# What is asked
Below is a set of records; print all of them exactly as written.

+++ Provided records

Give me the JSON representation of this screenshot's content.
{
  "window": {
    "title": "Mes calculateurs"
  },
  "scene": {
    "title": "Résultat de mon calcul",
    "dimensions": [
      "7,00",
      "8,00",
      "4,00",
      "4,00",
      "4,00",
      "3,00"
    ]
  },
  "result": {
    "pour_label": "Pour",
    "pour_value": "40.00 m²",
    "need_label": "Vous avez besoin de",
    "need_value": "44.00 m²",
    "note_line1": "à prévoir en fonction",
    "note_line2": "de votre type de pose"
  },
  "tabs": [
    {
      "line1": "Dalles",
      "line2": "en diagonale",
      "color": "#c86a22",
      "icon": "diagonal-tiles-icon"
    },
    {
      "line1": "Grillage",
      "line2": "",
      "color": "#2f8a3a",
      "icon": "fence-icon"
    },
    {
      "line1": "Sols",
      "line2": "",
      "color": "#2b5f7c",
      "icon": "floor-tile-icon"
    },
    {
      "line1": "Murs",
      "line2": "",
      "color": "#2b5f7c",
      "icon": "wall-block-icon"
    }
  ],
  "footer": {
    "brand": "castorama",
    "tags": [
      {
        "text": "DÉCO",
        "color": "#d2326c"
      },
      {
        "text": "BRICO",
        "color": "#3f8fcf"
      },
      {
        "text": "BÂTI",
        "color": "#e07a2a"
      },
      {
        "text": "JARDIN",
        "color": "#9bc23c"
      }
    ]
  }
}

++++++

# Exercise response
Give me the JSON representation of this screenshot's content.
{
  "window": {
    "title": "Mes calculateurs"
  },
  "scene": {
    "title": "Résultat de mon calcul",
    "dimensions": [
      "7,00",
      "8,00",
      "4,00",
      "4,00",
      "4,00",
      "3,00"
    ]
  },
  "result": {
    "pour_label": "Pour",
    "pour_value": "40.00 m²",
    "need_label": "Vous avez besoin de",
    "need_value": "44.00 m²",
    "note_line1": "à prévoir en fonction",
    "note_line2": "de votre type de pose"
  },
  "tabs": [
    {
      "line1": "Dalles",
      "line2": "en diagonale",
      "color": "#c86a22",
      "icon": "diagonal-tiles-icon"
    },
    {
      "line1": "Grillage",
      "line2": "",
      "color": "#2f8a3a",
      "icon": "fence-icon"
    },
    {
      "line1": "Sols",
      "line2": "",
      "color": "#2b5f7c",
      "icon": "floor-tile-icon"
    },
    {
      "line1": "Murs",
      "line2": "",
      "color": "#2b5f7c",
      "icon": "wall-block-icon"
    }
  ],
  "footer": {
    "brand": "castorama",
    "tags": [
      {
        "text": "DÉCO",
        "color": "#d2326c"
      },
      {
        "text": "BRICO",
        "color": "#3f8fcf"
      },
      {
        "text": "BÂTI",
        "color": "#e07a2a"
      },
      {
        "text": "JARDIN",
        "color": "#9bc23c"
      }
    ]
  }
}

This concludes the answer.